- _Given request_: Gather all lines with the word "color" in them.

- _Task input_:
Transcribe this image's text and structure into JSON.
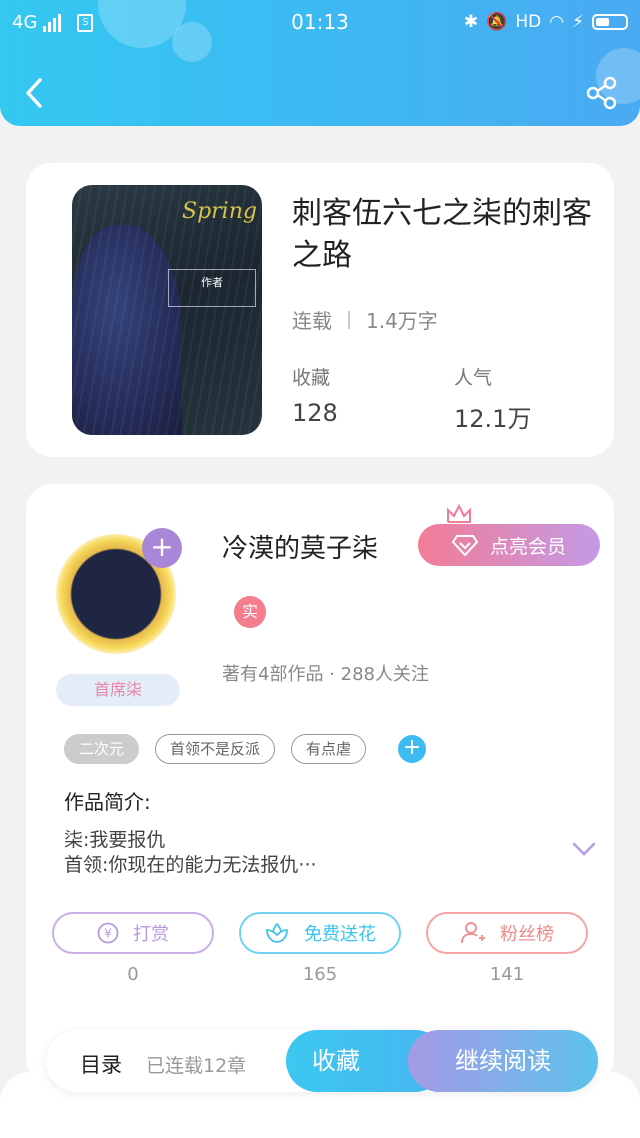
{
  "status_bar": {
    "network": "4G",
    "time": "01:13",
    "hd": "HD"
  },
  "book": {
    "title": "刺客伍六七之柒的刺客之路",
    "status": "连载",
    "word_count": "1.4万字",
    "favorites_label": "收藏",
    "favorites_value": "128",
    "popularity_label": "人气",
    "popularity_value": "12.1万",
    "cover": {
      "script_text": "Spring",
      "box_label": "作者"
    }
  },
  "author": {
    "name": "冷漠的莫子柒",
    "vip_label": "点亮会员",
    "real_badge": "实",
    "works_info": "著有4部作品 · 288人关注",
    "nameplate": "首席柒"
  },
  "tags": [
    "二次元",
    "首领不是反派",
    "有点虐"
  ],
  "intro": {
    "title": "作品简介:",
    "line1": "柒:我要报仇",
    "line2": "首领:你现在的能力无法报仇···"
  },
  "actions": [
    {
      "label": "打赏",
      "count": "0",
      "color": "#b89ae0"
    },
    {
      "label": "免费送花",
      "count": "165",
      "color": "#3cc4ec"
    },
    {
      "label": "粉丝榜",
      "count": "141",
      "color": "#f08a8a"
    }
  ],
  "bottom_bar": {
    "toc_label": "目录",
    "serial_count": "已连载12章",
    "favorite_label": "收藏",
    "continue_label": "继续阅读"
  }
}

- _Exercise output_:
      "color": "#b89ae0"
      "color": "#3cc4ec"
      "color": "#f08a8a"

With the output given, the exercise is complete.